- Written task
Copy each line that holds "JSON".
=-=-=
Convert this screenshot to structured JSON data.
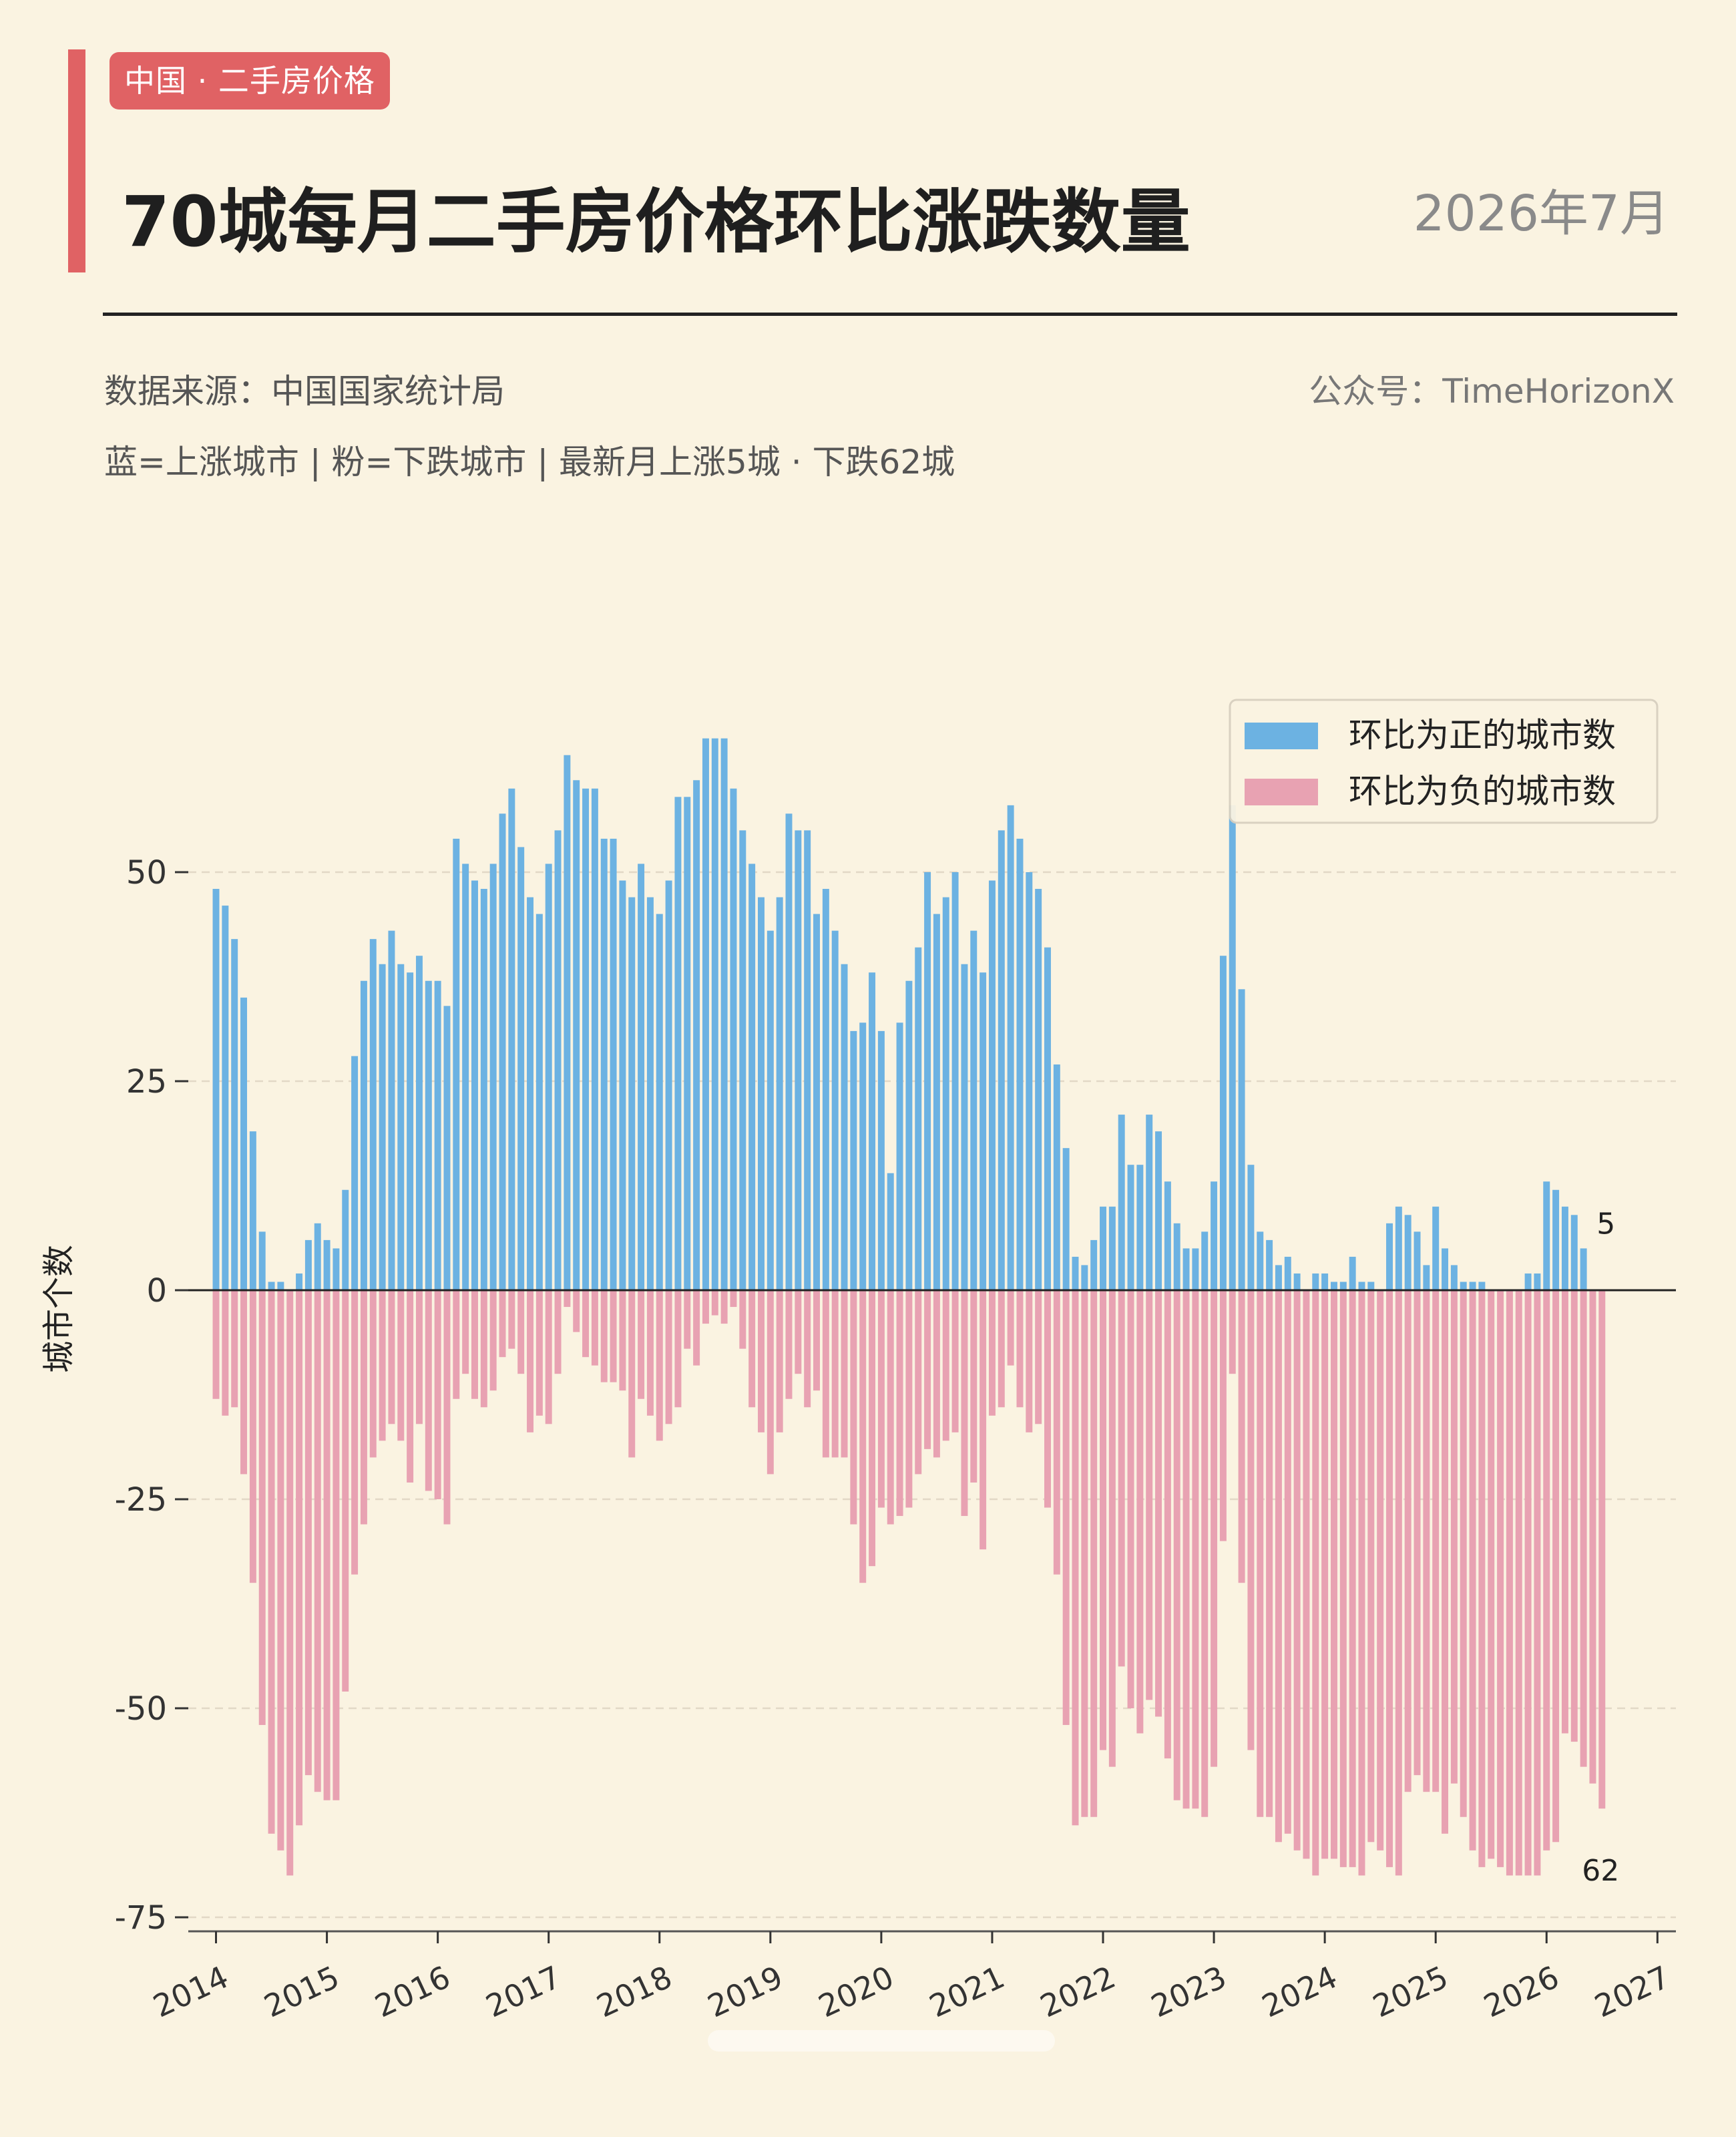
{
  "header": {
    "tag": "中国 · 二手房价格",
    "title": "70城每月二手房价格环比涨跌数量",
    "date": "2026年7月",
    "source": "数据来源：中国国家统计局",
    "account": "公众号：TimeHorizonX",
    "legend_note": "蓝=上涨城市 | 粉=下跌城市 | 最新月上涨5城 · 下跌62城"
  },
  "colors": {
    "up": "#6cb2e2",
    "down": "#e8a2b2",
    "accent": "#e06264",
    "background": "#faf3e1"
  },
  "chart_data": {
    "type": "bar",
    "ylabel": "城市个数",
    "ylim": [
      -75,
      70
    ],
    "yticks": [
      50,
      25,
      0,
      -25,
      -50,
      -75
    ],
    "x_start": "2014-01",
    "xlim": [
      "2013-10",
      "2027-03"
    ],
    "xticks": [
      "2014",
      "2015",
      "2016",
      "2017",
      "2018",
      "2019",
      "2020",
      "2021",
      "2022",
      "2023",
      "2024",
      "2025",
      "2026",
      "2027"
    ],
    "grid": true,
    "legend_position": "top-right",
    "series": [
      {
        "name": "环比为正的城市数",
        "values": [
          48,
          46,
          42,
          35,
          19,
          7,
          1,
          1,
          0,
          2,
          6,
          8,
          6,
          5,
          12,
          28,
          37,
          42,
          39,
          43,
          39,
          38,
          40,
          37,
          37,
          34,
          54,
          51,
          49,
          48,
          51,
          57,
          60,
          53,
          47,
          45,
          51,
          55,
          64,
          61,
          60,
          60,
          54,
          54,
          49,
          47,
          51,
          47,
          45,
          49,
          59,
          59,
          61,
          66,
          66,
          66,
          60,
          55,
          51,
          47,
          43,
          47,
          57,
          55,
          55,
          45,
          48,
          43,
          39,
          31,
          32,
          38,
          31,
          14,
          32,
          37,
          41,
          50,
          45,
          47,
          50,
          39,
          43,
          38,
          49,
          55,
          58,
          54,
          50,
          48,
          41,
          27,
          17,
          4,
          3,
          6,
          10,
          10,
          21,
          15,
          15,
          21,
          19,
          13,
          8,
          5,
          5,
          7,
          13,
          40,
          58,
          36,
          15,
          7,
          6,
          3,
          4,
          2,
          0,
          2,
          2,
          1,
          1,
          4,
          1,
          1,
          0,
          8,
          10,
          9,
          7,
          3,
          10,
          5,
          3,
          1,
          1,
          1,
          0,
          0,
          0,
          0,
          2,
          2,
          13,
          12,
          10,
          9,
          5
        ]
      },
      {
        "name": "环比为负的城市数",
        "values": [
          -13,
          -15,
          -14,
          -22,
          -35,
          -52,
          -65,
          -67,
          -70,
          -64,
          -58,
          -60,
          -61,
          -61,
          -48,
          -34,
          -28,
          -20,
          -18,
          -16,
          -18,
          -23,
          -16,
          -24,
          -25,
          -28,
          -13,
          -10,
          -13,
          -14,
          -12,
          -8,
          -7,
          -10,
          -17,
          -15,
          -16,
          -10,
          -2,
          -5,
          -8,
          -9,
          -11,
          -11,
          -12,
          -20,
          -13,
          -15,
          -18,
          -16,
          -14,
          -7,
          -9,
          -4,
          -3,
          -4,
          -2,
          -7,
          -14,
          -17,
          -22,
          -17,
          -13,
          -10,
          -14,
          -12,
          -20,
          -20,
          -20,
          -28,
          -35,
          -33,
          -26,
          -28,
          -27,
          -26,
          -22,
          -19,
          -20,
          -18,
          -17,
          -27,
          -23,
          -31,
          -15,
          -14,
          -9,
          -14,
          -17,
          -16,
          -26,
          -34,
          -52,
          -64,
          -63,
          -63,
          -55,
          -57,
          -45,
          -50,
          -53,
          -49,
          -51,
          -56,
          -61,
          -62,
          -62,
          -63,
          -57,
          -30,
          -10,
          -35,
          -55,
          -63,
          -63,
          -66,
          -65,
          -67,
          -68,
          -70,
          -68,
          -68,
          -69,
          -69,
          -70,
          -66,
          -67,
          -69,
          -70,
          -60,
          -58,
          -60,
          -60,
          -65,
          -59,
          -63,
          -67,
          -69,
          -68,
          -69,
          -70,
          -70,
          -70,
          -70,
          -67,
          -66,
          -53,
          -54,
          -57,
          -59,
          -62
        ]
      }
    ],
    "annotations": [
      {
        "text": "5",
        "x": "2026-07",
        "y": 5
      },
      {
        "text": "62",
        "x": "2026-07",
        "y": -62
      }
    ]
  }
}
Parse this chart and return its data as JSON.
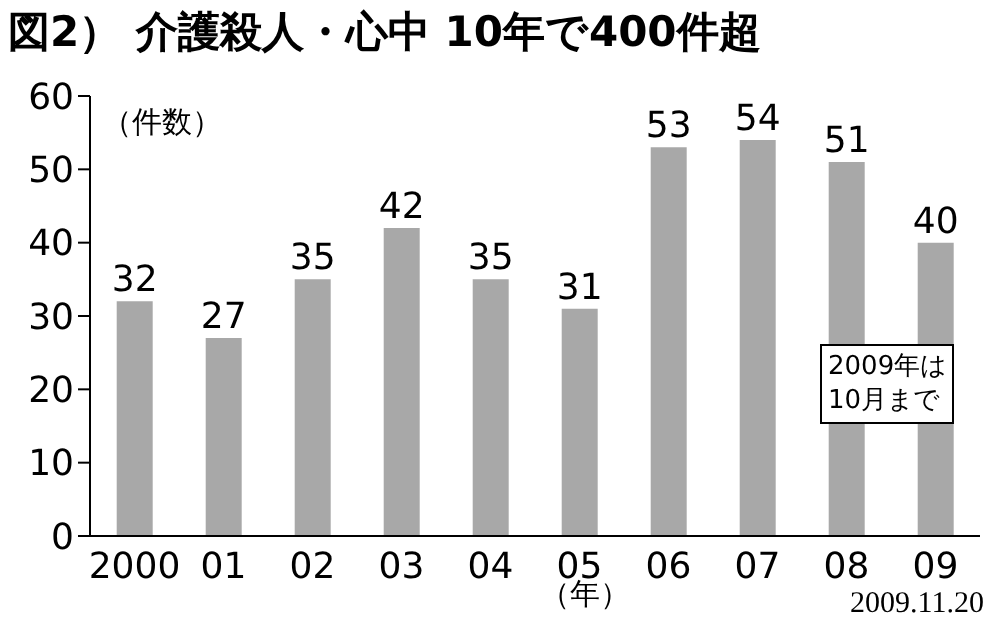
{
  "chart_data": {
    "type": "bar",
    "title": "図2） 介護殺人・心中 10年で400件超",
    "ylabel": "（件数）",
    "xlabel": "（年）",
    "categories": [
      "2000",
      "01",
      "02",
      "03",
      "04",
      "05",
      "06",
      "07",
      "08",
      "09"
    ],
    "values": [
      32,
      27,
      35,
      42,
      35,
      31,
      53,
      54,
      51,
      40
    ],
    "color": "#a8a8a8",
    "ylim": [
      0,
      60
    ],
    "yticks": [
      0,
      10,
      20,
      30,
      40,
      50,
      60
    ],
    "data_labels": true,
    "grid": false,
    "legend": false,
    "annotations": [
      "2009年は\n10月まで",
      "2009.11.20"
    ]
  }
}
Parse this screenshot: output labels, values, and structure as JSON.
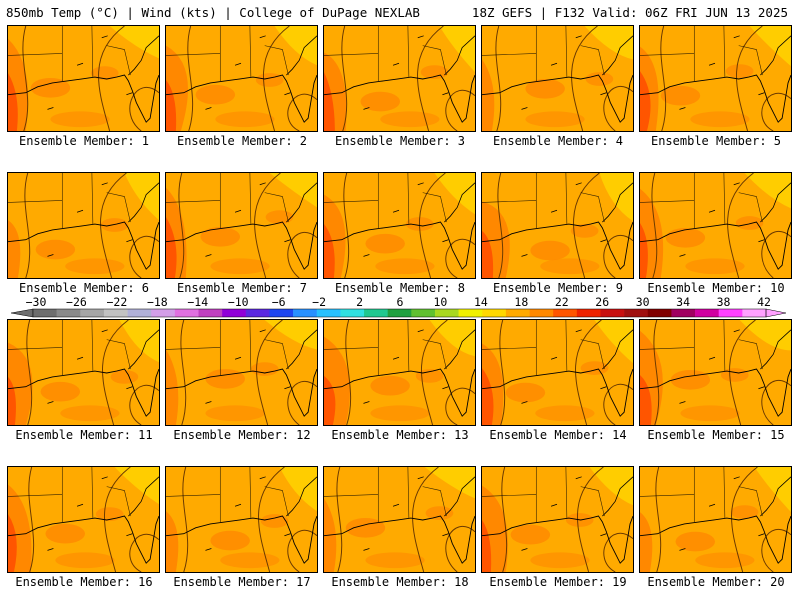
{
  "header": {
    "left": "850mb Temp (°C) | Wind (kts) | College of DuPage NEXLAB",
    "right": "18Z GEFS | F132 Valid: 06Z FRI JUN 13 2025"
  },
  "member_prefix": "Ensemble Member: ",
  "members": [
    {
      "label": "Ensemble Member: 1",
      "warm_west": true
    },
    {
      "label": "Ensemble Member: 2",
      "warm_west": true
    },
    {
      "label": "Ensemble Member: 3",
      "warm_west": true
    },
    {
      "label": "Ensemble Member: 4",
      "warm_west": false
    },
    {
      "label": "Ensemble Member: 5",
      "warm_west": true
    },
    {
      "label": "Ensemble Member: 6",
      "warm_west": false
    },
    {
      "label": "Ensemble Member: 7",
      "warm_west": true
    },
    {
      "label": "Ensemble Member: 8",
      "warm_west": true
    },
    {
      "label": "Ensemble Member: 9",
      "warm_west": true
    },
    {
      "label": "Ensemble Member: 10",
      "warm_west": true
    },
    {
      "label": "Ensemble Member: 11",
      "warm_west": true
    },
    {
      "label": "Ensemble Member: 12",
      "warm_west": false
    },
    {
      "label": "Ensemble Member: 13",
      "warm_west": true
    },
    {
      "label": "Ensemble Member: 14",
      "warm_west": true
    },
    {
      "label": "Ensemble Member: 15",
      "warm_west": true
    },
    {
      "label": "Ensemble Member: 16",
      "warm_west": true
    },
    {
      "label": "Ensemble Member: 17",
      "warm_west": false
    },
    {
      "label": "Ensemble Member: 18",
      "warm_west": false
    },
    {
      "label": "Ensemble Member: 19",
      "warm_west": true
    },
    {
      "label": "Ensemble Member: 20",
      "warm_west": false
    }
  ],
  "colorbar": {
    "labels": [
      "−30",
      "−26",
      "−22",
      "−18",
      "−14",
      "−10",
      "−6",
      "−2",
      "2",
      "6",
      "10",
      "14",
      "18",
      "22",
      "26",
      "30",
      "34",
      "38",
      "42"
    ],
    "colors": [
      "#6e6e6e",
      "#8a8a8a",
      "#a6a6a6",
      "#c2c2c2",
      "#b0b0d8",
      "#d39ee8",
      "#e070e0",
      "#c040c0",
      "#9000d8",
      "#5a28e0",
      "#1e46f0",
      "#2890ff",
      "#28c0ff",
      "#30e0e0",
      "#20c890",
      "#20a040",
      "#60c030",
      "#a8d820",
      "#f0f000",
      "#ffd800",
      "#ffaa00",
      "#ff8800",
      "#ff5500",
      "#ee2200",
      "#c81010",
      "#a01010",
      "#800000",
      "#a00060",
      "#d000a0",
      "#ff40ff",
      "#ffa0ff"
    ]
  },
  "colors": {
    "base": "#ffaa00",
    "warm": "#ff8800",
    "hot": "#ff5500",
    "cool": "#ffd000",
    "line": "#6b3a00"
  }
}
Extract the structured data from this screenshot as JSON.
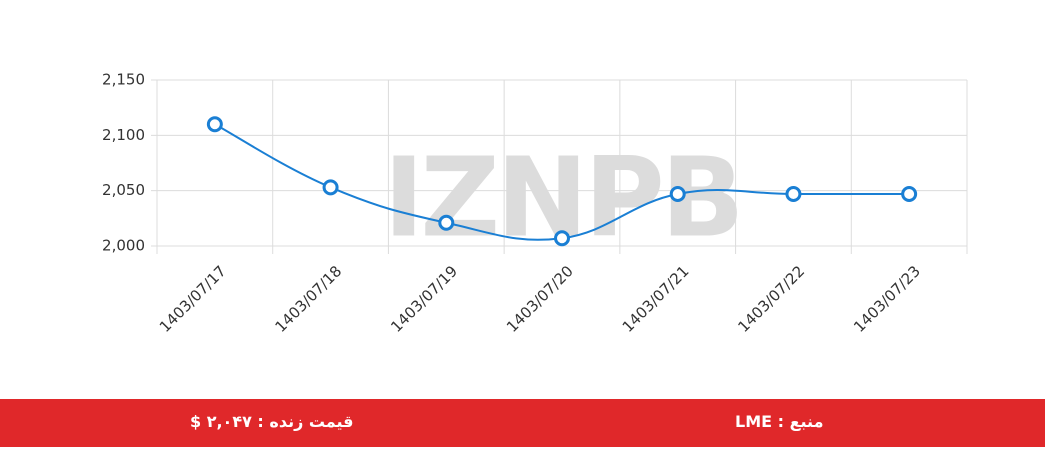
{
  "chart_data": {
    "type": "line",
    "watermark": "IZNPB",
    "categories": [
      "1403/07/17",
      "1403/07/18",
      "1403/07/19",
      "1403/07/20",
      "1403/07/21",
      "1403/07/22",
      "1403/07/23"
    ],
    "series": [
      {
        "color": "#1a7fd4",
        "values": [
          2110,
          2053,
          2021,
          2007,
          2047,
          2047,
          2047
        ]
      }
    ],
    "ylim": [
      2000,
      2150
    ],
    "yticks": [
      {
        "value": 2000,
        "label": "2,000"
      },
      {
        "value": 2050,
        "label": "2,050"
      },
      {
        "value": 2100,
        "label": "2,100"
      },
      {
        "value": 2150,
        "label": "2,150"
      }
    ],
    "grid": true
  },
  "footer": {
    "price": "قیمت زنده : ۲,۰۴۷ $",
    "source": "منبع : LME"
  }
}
=-=-=
- Response to this task
Convert this screenshot to structured JSON data.
Parse this chart and return its data as JSON.
Parse this screenshot: output labels, values, and structure as JSON.
Extract the structured data from this screenshot as JSON.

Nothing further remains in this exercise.